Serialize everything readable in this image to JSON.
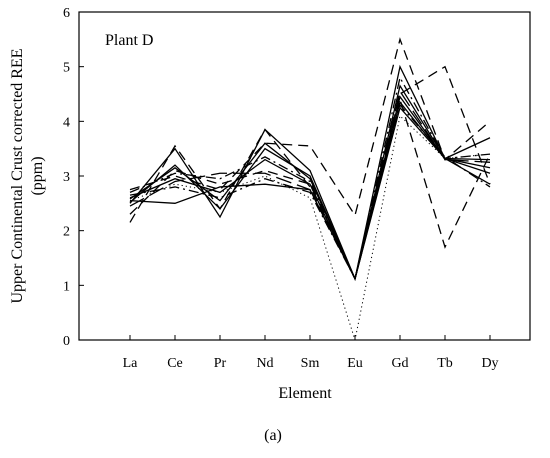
{
  "chart_data": {
    "type": "line",
    "title": "Plant D",
    "xlabel": "Element",
    "ylabel_line1": "Upper Continental Crust corrected REE",
    "ylabel_line2": "(ppm)",
    "caption": "(a)",
    "categories": [
      "La",
      "Ce",
      "Pr",
      "Nd",
      "Sm",
      "Eu",
      "Gd",
      "Tb",
      "Dy"
    ],
    "ylim": [
      0,
      6
    ],
    "yticks": [
      0,
      1,
      2,
      3,
      4,
      5,
      6
    ],
    "grid": false,
    "legend": "none",
    "series": [
      {
        "style": "solid",
        "values": [
          2.55,
          2.5,
          2.8,
          2.85,
          2.75,
          1.12,
          4.25,
          3.32,
          2.85
        ]
      },
      {
        "style": "solid",
        "values": [
          2.5,
          3.5,
          2.25,
          3.85,
          3.1,
          1.12,
          4.45,
          3.32,
          3.7
        ]
      },
      {
        "style": "solid",
        "values": [
          2.58,
          3.15,
          2.55,
          3.6,
          2.95,
          1.12,
          4.65,
          3.32,
          3.3
        ]
      },
      {
        "style": "solid",
        "values": [
          2.52,
          3.2,
          2.4,
          3.5,
          3.0,
          1.12,
          5.0,
          3.32,
          3.05
        ]
      },
      {
        "style": "solid",
        "values": [
          2.6,
          2.95,
          2.7,
          3.3,
          2.85,
          1.12,
          4.35,
          3.32,
          3.15
        ]
      },
      {
        "style": "dashed",
        "values": [
          2.75,
          3.0,
          2.75,
          3.6,
          3.55,
          2.28,
          5.5,
          3.3,
          4.0
        ]
      },
      {
        "style": "dashed",
        "values": [
          2.15,
          3.55,
          2.4,
          3.85,
          2.8,
          1.12,
          4.5,
          5.0,
          2.85
        ]
      },
      {
        "style": "dashed",
        "values": [
          2.3,
          3.1,
          2.85,
          3.1,
          2.85,
          1.12,
          4.4,
          1.7,
          3.4
        ]
      },
      {
        "style": "dashdot",
        "values": [
          2.7,
          3.05,
          2.95,
          3.35,
          2.9,
          1.12,
          4.3,
          3.35,
          2.8
        ]
      },
      {
        "style": "dashdot",
        "values": [
          2.65,
          2.8,
          2.6,
          2.95,
          2.7,
          1.12,
          4.8,
          3.32,
          3.4
        ]
      },
      {
        "style": "longdash",
        "values": [
          2.45,
          2.9,
          3.05,
          3.05,
          2.75,
          1.12,
          4.55,
          3.3,
          3.25
        ]
      },
      {
        "style": "dotted",
        "values": [
          2.55,
          2.85,
          2.7,
          3.0,
          2.6,
          0.0,
          4.1,
          3.32,
          3.4
        ]
      }
    ]
  }
}
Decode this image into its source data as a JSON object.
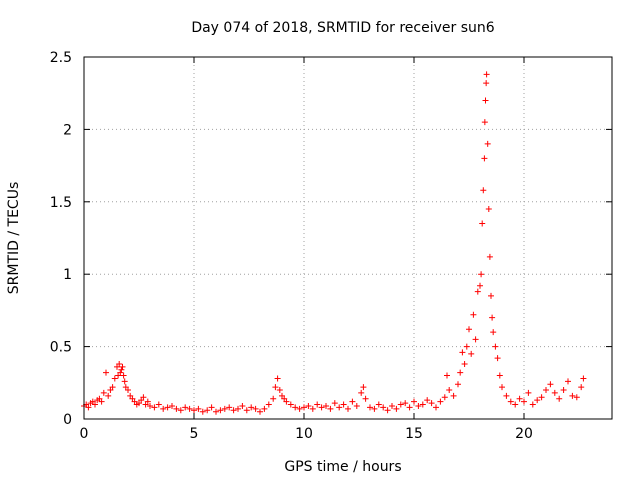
{
  "chart_data": {
    "type": "scatter",
    "title": "Day 074 of 2018, SRMTID for receiver sun6",
    "xlabel": "GPS time / hours",
    "ylabel": "SRMTID / TECUs",
    "xlim": [
      0,
      24
    ],
    "ylim": [
      0,
      2.5
    ],
    "x_ticks": [
      0,
      5,
      10,
      15,
      20
    ],
    "x_tick_labels": [
      "0",
      "5",
      "10",
      "15",
      "20"
    ],
    "y_ticks": [
      0,
      0.5,
      1,
      1.5,
      2,
      2.5
    ],
    "y_tick_labels": [
      "0",
      "0.5",
      "1",
      "1.5",
      "2",
      "2.5"
    ],
    "grid": true,
    "marker": "+",
    "color": "#ff0000",
    "series": [
      {
        "name": "SRMTID",
        "x": [
          0.0,
          0.1,
          0.2,
          0.3,
          0.4,
          0.5,
          0.6,
          0.7,
          0.8,
          0.9,
          1.0,
          1.1,
          1.2,
          1.3,
          1.4,
          1.5,
          1.55,
          1.6,
          1.65,
          1.7,
          1.75,
          1.8,
          1.85,
          1.9,
          2.0,
          2.1,
          2.2,
          2.3,
          2.4,
          2.5,
          2.6,
          2.7,
          2.8,
          2.9,
          3.0,
          3.2,
          3.4,
          3.6,
          3.8,
          4.0,
          4.2,
          4.4,
          4.6,
          4.8,
          5.0,
          5.2,
          5.4,
          5.6,
          5.8,
          6.0,
          6.2,
          6.4,
          6.6,
          6.8,
          7.0,
          7.2,
          7.4,
          7.6,
          7.8,
          8.0,
          8.2,
          8.4,
          8.6,
          8.7,
          8.8,
          8.9,
          9.0,
          9.1,
          9.2,
          9.4,
          9.6,
          9.8,
          10.0,
          10.2,
          10.4,
          10.6,
          10.8,
          11.0,
          11.2,
          11.4,
          11.6,
          11.8,
          12.0,
          12.2,
          12.4,
          12.6,
          12.7,
          12.8,
          13.0,
          13.2,
          13.4,
          13.6,
          13.8,
          14.0,
          14.2,
          14.4,
          14.6,
          14.8,
          15.0,
          15.2,
          15.4,
          15.6,
          15.8,
          16.0,
          16.2,
          16.4,
          16.5,
          16.6,
          16.8,
          17.0,
          17.1,
          17.2,
          17.3,
          17.4,
          17.5,
          17.6,
          17.7,
          17.8,
          17.9,
          18.0,
          18.05,
          18.1,
          18.15,
          18.2,
          18.22,
          18.25,
          18.28,
          18.3,
          18.35,
          18.4,
          18.45,
          18.5,
          18.55,
          18.6,
          18.7,
          18.8,
          18.9,
          19.0,
          19.2,
          19.4,
          19.6,
          19.8,
          20.0,
          20.2,
          20.4,
          20.6,
          20.8,
          21.0,
          21.2,
          21.4,
          21.6,
          21.8,
          22.0,
          22.2,
          22.4,
          22.6,
          22.7
        ],
        "y": [
          0.09,
          0.1,
          0.08,
          0.11,
          0.12,
          0.1,
          0.13,
          0.14,
          0.12,
          0.18,
          0.32,
          0.16,
          0.2,
          0.22,
          0.28,
          0.36,
          0.3,
          0.38,
          0.32,
          0.34,
          0.36,
          0.3,
          0.26,
          0.22,
          0.2,
          0.16,
          0.14,
          0.12,
          0.1,
          0.11,
          0.13,
          0.15,
          0.1,
          0.12,
          0.09,
          0.08,
          0.1,
          0.07,
          0.08,
          0.09,
          0.07,
          0.06,
          0.08,
          0.07,
          0.06,
          0.07,
          0.05,
          0.06,
          0.08,
          0.05,
          0.06,
          0.07,
          0.08,
          0.06,
          0.07,
          0.09,
          0.06,
          0.08,
          0.07,
          0.05,
          0.07,
          0.1,
          0.14,
          0.22,
          0.28,
          0.2,
          0.16,
          0.14,
          0.12,
          0.1,
          0.08,
          0.07,
          0.08,
          0.09,
          0.07,
          0.1,
          0.08,
          0.09,
          0.07,
          0.11,
          0.08,
          0.1,
          0.07,
          0.12,
          0.09,
          0.18,
          0.22,
          0.14,
          0.08,
          0.07,
          0.1,
          0.08,
          0.06,
          0.09,
          0.07,
          0.1,
          0.11,
          0.08,
          0.12,
          0.09,
          0.1,
          0.13,
          0.11,
          0.08,
          0.12,
          0.15,
          0.3,
          0.2,
          0.16,
          0.24,
          0.32,
          0.46,
          0.38,
          0.5,
          0.62,
          0.45,
          0.72,
          0.55,
          0.88,
          0.92,
          1.0,
          1.35,
          1.58,
          1.8,
          2.05,
          2.2,
          2.32,
          2.38,
          1.9,
          1.45,
          1.12,
          0.85,
          0.7,
          0.6,
          0.5,
          0.42,
          0.3,
          0.22,
          0.16,
          0.12,
          0.1,
          0.14,
          0.12,
          0.18,
          0.1,
          0.13,
          0.15,
          0.2,
          0.24,
          0.18,
          0.14,
          0.2,
          0.26,
          0.16,
          0.15,
          0.22,
          0.28
        ]
      }
    ]
  }
}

**Task requirements:** Pick out every line holding the string "this" and return it.

**The reply:**
Serialize everything readable in this image to JSON.
Decode this image into its source data as a JSON object.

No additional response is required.